--- EXTRACTED MATERIAL ---

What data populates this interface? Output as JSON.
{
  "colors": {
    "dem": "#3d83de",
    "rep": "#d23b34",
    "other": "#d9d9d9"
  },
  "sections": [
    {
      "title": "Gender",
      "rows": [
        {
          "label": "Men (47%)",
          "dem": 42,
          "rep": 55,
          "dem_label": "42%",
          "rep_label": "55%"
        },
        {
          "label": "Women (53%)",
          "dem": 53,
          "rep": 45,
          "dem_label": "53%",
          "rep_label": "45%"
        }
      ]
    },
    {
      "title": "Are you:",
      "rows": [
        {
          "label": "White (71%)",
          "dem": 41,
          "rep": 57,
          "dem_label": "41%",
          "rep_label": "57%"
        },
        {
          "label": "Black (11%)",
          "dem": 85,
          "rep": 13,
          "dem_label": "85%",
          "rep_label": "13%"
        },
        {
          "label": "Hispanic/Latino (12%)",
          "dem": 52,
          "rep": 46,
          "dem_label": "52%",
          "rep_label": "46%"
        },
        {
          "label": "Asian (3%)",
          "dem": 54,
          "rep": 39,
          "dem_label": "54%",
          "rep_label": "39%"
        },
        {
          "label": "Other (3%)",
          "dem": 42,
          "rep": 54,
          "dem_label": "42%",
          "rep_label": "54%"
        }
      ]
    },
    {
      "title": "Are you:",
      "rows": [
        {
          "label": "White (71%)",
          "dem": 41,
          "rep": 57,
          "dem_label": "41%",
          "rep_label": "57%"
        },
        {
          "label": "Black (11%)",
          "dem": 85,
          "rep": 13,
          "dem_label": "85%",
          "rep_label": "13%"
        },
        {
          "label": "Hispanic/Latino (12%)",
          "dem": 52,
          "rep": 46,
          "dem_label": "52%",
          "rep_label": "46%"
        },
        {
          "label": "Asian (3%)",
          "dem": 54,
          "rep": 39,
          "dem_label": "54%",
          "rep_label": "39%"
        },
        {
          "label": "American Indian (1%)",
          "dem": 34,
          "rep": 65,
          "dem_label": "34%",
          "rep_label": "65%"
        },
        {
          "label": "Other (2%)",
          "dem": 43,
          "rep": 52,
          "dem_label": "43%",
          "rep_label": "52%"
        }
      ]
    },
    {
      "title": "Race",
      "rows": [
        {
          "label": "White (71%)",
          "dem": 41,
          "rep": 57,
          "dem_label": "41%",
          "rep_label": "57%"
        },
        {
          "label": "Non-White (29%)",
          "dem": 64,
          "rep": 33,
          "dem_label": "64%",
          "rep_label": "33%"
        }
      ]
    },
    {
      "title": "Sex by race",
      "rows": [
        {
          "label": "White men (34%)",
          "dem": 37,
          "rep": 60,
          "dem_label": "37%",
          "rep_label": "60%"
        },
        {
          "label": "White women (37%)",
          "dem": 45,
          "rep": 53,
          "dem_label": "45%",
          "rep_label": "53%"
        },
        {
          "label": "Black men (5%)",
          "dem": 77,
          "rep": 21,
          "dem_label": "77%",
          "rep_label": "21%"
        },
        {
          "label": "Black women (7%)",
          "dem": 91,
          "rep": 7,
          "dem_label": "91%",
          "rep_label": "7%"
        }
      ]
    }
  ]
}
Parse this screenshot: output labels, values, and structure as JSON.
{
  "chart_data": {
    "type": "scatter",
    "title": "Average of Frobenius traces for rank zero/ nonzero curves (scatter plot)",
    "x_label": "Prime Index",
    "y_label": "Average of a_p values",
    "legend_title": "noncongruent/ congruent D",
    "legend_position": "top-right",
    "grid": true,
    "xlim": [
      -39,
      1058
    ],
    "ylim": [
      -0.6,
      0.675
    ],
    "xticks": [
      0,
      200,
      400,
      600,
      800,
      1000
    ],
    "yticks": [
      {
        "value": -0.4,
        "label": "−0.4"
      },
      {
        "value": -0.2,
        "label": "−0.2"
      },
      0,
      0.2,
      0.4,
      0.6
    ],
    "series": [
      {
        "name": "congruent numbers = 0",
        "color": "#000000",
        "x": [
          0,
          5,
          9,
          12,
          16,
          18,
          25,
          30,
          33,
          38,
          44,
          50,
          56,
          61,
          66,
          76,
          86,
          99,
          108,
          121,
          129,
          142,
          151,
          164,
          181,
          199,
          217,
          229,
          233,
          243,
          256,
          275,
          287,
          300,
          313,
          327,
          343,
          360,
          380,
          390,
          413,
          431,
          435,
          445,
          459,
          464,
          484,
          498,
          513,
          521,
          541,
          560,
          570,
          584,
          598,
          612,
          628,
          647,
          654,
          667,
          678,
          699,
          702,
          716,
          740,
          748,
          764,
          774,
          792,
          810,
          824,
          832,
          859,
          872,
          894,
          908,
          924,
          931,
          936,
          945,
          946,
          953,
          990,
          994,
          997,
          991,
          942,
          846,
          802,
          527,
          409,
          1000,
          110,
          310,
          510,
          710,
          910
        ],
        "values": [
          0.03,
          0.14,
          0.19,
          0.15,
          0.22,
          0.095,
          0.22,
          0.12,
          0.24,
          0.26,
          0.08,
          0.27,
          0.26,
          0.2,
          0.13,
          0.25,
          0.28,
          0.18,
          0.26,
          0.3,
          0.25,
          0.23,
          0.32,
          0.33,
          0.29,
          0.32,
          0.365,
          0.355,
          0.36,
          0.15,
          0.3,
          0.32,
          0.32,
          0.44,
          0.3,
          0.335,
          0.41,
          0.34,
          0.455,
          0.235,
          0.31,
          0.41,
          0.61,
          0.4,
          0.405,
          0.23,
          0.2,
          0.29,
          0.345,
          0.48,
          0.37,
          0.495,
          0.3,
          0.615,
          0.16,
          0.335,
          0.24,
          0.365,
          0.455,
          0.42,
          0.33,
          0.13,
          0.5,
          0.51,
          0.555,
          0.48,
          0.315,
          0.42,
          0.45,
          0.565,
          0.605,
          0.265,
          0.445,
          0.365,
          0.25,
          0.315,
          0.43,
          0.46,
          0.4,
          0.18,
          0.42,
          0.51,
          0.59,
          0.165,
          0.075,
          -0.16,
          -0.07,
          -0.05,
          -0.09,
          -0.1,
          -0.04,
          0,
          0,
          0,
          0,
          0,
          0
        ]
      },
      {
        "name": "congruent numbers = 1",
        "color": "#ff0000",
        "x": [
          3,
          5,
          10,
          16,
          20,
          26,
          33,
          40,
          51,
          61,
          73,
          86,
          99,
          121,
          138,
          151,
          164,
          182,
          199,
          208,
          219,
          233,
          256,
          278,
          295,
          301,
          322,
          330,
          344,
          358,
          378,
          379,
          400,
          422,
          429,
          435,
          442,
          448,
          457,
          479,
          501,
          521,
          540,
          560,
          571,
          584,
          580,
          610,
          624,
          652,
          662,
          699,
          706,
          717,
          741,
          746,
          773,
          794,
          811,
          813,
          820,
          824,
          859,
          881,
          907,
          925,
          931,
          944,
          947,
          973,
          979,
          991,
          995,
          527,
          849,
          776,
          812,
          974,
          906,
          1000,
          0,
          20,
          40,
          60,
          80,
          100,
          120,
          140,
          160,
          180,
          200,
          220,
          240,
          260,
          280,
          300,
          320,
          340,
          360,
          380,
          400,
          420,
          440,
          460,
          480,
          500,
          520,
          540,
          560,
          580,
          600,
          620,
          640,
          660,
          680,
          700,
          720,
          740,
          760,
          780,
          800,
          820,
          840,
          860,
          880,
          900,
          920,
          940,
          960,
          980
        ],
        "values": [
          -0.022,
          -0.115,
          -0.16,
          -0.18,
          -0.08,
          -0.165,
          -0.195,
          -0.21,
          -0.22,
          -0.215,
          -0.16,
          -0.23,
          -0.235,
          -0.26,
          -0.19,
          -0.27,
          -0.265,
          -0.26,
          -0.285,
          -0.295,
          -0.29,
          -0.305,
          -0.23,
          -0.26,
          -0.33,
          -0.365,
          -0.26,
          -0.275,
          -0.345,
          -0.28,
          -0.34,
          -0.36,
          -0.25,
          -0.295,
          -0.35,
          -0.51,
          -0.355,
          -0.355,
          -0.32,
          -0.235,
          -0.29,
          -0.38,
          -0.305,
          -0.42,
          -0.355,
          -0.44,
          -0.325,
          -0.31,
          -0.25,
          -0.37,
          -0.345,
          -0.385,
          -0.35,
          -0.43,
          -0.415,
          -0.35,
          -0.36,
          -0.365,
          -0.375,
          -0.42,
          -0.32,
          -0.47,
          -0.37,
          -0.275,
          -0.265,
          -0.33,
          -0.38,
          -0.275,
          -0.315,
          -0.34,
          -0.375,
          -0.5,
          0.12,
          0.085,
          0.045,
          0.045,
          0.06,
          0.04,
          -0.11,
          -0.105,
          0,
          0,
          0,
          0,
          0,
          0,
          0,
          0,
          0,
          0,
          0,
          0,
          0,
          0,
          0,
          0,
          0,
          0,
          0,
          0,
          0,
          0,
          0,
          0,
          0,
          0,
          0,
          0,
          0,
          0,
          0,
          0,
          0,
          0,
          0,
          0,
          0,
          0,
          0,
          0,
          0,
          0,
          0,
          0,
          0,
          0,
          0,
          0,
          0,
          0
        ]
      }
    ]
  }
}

---

**REQUEST**
From the entries above, copy every line that holds the word "scatter".

**RESULT OF THIS TASK**
    "type": "scatter",
    "title": "Average of Frobenius traces for rank zero/ nonzero curves (scatter plot)",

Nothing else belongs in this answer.